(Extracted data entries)
* START *

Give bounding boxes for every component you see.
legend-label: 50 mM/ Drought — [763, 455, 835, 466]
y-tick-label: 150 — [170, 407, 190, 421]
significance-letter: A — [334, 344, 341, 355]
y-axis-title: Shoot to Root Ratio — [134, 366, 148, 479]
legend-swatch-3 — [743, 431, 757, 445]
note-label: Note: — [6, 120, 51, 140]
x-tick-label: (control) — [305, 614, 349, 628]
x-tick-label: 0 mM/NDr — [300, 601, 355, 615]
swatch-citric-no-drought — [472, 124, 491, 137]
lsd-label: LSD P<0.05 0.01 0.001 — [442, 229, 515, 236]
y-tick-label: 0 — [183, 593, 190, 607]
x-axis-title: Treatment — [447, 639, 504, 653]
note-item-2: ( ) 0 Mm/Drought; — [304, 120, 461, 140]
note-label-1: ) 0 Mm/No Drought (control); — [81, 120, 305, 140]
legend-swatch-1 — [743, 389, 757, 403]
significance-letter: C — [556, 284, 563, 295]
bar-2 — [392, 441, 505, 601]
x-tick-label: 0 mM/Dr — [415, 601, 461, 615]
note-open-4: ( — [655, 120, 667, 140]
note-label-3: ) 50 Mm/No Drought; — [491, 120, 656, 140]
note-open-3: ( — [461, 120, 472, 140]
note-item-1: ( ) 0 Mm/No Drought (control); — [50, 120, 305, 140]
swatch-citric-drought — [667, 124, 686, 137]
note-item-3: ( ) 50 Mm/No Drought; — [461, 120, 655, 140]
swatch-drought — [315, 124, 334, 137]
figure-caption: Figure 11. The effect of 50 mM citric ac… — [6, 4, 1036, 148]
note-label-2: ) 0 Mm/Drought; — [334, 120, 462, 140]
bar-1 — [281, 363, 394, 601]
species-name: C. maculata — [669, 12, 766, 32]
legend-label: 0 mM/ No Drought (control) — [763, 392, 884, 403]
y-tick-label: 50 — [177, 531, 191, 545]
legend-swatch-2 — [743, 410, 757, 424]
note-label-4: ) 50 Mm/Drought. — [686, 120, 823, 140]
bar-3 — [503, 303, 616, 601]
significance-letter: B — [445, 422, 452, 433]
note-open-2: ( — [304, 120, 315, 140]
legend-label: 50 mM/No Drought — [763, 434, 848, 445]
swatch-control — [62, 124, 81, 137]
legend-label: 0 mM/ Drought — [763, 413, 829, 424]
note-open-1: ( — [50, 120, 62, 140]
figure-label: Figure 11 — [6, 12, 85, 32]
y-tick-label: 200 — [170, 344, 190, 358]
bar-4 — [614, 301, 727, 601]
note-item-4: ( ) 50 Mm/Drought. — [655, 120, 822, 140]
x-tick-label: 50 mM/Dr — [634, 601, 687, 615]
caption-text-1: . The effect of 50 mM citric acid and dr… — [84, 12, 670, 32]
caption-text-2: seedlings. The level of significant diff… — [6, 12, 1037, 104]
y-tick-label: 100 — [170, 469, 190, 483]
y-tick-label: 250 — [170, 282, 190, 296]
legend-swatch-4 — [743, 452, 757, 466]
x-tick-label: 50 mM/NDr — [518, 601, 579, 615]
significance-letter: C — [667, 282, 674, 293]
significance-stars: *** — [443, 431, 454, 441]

* END *

[Exercise brief] Quote the records from their first line through the line containing "swatch-citric-no-drought — [472, 124, 491, 137]", including both of those lines.

[Response for this exercise]
Give bounding boxes for every component you see.
legend-label: 50 mM/ Drought — [763, 455, 835, 466]
y-tick-label: 150 — [170, 407, 190, 421]
significance-letter: A — [334, 344, 341, 355]
y-axis-title: Shoot to Root Ratio — [134, 366, 148, 479]
legend-swatch-3 — [743, 431, 757, 445]
note-label: Note: — [6, 120, 51, 140]
x-tick-label: (control) — [305, 614, 349, 628]
x-tick-label: 0 mM/NDr — [300, 601, 355, 615]
swatch-citric-no-drought — [472, 124, 491, 137]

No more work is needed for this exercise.